Every line of the data must be copied exactly.

Information provided:
● ● ● ●

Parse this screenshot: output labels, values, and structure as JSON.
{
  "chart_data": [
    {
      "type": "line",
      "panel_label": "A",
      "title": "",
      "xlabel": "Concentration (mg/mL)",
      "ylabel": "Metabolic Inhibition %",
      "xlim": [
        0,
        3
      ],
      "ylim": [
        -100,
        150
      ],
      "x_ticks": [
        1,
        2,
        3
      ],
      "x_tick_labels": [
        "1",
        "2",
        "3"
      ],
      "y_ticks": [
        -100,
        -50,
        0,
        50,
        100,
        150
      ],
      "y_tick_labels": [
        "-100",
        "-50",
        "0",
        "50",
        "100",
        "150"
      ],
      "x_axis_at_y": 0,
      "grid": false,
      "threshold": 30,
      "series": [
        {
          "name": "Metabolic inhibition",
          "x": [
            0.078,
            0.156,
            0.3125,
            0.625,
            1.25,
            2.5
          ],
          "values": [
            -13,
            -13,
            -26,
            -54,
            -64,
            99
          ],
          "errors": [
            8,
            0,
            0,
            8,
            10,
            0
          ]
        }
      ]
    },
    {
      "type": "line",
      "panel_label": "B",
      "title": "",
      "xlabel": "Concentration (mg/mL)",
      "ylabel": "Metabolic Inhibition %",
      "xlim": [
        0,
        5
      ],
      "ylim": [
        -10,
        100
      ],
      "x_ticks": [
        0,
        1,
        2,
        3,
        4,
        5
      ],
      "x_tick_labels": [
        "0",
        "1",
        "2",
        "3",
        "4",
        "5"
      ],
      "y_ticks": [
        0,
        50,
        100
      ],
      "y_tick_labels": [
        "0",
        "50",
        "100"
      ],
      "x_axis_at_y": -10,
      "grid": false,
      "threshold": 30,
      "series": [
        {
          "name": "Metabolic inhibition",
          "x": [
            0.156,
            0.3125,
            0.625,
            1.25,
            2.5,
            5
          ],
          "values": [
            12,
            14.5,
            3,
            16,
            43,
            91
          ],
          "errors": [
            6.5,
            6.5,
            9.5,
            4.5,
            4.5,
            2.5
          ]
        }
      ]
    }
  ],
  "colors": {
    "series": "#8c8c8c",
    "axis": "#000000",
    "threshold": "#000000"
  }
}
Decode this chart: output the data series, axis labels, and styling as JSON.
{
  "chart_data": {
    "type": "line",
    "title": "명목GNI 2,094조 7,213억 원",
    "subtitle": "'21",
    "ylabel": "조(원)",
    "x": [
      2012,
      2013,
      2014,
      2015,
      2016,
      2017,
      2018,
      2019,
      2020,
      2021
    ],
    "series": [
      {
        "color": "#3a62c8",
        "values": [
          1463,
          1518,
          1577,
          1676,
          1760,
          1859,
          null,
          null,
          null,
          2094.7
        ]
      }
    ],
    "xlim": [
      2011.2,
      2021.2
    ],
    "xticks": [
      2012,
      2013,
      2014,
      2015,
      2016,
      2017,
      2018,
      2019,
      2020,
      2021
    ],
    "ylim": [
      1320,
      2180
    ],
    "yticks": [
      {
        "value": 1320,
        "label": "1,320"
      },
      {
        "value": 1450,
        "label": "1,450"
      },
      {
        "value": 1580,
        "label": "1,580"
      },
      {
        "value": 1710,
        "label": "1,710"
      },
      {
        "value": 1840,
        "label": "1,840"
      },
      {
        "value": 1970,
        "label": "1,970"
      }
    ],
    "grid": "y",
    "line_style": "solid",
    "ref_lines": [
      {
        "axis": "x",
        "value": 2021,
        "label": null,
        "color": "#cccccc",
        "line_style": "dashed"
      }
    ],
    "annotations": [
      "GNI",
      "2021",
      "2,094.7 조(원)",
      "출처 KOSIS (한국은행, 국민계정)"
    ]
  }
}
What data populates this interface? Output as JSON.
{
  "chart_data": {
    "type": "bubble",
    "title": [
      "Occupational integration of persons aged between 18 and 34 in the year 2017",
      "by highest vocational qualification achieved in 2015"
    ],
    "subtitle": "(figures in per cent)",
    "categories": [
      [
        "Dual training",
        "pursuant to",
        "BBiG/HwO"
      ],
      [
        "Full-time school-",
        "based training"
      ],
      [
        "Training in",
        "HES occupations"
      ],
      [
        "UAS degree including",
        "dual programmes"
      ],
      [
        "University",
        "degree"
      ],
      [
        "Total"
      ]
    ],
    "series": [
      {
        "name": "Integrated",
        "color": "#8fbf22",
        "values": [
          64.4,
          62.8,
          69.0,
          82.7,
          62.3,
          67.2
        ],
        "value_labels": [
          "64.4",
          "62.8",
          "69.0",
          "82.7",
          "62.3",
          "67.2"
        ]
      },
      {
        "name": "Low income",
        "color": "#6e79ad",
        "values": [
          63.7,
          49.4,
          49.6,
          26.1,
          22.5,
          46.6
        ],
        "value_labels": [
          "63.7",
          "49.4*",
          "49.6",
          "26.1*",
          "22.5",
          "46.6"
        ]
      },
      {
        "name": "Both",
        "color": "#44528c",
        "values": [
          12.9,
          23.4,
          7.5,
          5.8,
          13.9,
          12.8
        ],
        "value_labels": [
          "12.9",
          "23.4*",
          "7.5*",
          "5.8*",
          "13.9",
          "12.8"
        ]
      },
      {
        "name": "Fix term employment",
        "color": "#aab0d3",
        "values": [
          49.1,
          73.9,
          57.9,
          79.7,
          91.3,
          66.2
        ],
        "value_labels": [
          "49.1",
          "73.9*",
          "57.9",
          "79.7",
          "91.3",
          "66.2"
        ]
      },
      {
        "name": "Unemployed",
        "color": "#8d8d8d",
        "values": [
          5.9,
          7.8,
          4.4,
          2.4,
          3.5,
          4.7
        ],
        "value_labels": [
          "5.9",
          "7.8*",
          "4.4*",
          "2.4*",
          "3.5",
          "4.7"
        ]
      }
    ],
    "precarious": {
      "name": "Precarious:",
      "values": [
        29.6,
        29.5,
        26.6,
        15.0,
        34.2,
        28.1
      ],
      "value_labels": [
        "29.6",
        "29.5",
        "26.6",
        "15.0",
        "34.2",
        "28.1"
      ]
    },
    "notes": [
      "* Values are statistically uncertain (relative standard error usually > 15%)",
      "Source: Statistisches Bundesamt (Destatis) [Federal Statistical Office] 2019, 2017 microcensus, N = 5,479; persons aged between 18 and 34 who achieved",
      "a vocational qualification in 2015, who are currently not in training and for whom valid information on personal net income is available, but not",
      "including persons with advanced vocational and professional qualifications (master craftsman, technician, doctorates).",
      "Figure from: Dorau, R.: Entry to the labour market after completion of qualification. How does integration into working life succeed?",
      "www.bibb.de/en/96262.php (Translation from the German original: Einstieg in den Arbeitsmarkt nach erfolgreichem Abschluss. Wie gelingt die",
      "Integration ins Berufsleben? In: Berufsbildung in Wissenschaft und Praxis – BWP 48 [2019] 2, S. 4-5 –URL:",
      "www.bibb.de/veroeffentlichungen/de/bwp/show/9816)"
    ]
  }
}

● ● ● ●

Written reply:
Parse this screenshot: output labels, values, and structure as JSON.
{
  "chart_data": [
    {
      "type": "line",
      "panel_label": "A",
      "title": "",
      "xlabel": "Concentration (mg/mL)",
      "ylabel": "Metabolic Inhibition %",
      "xlim": [
        0,
        3
      ],
      "ylim": [
        -100,
        150
      ],
      "x_ticks": [
        1,
        2,
        3
      ],
      "x_tick_labels": [
        "1",
        "2",
        "3"
      ],
      "y_ticks": [
        -100,
        -50,
        0,
        50,
        100,
        150
      ],
      "y_tick_labels": [
        "-100",
        "-50",
        "0",
        "50",
        "100",
        "150"
      ],
      "x_axis_at_y": 0,
      "grid": false,
      "threshold": 30,
      "series": [
        {
          "name": "Metabolic inhibition",
          "x": [
            0.078,
            0.156,
            0.3125,
            0.625,
            1.25,
            2.5
          ],
          "values": [
            -13,
            -13,
            -26,
            -54,
            -64,
            99
          ],
          "errors": [
            8,
            0,
            0,
            8,
            10,
            0
          ]
        }
      ]
    },
    {
      "type": "line",
      "panel_label": "B",
      "title": "",
      "xlabel": "Concentration (mg/mL)",
      "ylabel": "Metabolic Inhibition %",
      "xlim": [
        0,
        5
      ],
      "ylim": [
        -10,
        100
      ],
      "x_ticks": [
        0,
        1,
        2,
        3,
        4,
        5
      ],
      "x_tick_labels": [
        "0",
        "1",
        "2",
        "3",
        "4",
        "5"
      ],
      "y_ticks": [
        0,
        50,
        100
      ],
      "y_tick_labels": [
        "0",
        "50",
        "100"
      ],
      "x_axis_at_y": -10,
      "grid": false,
      "threshold": 30,
      "series": [
        {
          "name": "Metabolic inhibition",
          "x": [
            0.156,
            0.3125,
            0.625,
            1.25,
            2.5,
            5
          ],
          "values": [
            12,
            14.5,
            3,
            16,
            43,
            91
          ],
          "errors": [
            6.5,
            6.5,
            9.5,
            4.5,
            4.5,
            2.5
          ]
        }
      ]
    }
  ],
  "colors": {
    "series": "#8c8c8c",
    "axis": "#000000",
    "threshold": "#000000"
  }
}
Decode this chart: output the data series, axis labels, and styling as JSON.
{
  "chart_data": {
    "type": "line",
    "title": "명목GNI 2,094조 7,213억 원",
    "subtitle": "'21",
    "ylabel": "조(원)",
    "x": [
      2012,
      2013,
      2014,
      2015,
      2016,
      2017,
      2018,
      2019,
      2020,
      2021
    ],
    "series": [
      {
        "color": "#3a62c8",
        "values": [
          1463,
          1518,
          1577,
          1676,
          1760,
          1859,
          null,
          null,
          null,
          2094.7
        ]
      }
    ],
    "xlim": [
      2011.2,
      2021.2
    ],
    "xticks": [
      2012,
      2013,
      2014,
      2015,
      2016,
      2017,
      2018,
      2019,
      2020,
      2021
    ],
    "ylim": [
      1320,
      2180
    ],
    "yticks": [
      {
        "value": 1320,
        "label": "1,320"
      },
      {
        "value": 1450,
        "label": "1,450"
      },
      {
        "value": 1580,
        "label": "1,580"
      },
      {
        "value": 1710,
        "label": "1,710"
      },
      {
        "value": 1840,
        "label": "1,840"
      },
      {
        "value": 1970,
        "label": "1,970"
      }
    ],
    "grid": "y",
    "line_style": "solid",
    "ref_lines": [
      {
        "axis": "x",
        "value": 2021,
        "label": null,
        "color": "#cccccc",
        "line_style": "dashed"
      }
    ],
    "annotations": [
      "GNI",
      "2021",
      "2,094.7 조(원)",
      "출처 KOSIS (한국은행, 국민계정)"
    ]
  }
}
What data populates this interface? Output as JSON.
{
  "chart_data": {
    "type": "bubble",
    "title": [
      "Occupational integration of persons aged between 18 and 34 in the year 2017",
      "by highest vocational qualification achieved in 2015"
    ],
    "subtitle": "(figures in per cent)",
    "categories": [
      [
        "Dual training",
        "pursuant to",
        "BBiG/HwO"
      ],
      [
        "Full-time school-",
        "based training"
      ],
      [
        "Training in",
        "HES occupations"
      ],
      [
        "UAS degree including",
        "dual programmes"
      ],
      [
        "University",
        "degree"
      ],
      [
        "Total"
      ]
    ],
    "series": [
      {
        "name": "Integrated",
        "color": "#8fbf22",
        "values": [
          64.4,
          62.8,
          69.0,
          82.7,
          62.3,
          67.2
        ],
        "value_labels": [
          "64.4",
          "62.8",
          "69.0",
          "82.7",
          "62.3",
          "67.2"
        ]
      },
      {
        "name": "Low income",
        "color": "#6e79ad",
        "values": [
          63.7,
          49.4,
          49.6,
          26.1,
          22.5,
          46.6
        ],
        "value_labels": [
          "63.7",
          "49.4*",
          "49.6",
          "26.1*",
          "22.5",
          "46.6"
        ]
      },
      {
        "name": "Both",
        "color": "#44528c",
        "values": [
          12.9,
          23.4,
          7.5,
          5.8,
          13.9,
          12.8
        ],
        "value_labels": [
          "12.9",
          "23.4*",
          "7.5*",
          "5.8*",
          "13.9",
          "12.8"
        ]
      },
      {
        "name": "Fix term employment",
        "color": "#aab0d3",
        "values": [
          49.1,
          73.9,
          57.9,
          79.7,
          91.3,
          66.2
        ],
        "value_labels": [
          "49.1",
          "73.9*",
          "57.9",
          "79.7",
          "91.3",
          "66.2"
        ]
      },
      {
        "name": "Unemployed",
        "color": "#8d8d8d",
        "values": [
          5.9,
          7.8,
          4.4,
          2.4,
          3.5,
          4.7
        ],
        "value_labels": [
          "5.9",
          "7.8*",
          "4.4*",
          "2.4*",
          "3.5",
          "4.7"
        ]
      }
    ],
    "precarious": {
      "name": "Precarious:",
      "values": [
        29.6,
        29.5,
        26.6,
        15.0,
        34.2,
        28.1
      ],
      "value_labels": [
        "29.6",
        "29.5",
        "26.6",
        "15.0",
        "34.2",
        "28.1"
      ]
    },
    "notes": [
      "* Values are statistically uncertain (relative standard error usually > 15%)",
      "Source: Statistisches Bundesamt (Destatis) [Federal Statistical Office] 2019, 2017 microcensus, N = 5,479; persons aged between 18 and 34 who achieved",
      "a vocational qualification in 2015, who are currently not in training and for whom valid information on personal net income is available, but not",
      "including persons with advanced vocational and professional qualifications (master craftsman, technician, doctorates).",
      "Figure from: Dorau, R.: Entry to the labour market after completion of qualification. How does integration into working life succeed?",
      "www.bibb.de/en/96262.php (Translation from the German original: Einstieg in den Arbeitsmarkt nach erfolgreichem Abschluss. Wie gelingt die",
      "Integration ins Berufsleben? In: Berufsbildung in Wissenschaft und Praxis – BWP 48 [2019] 2, S. 4-5 –URL:",
      "www.bibb.de/veroeffentlichungen/de/bwp/show/9816)"
    ]
  }
}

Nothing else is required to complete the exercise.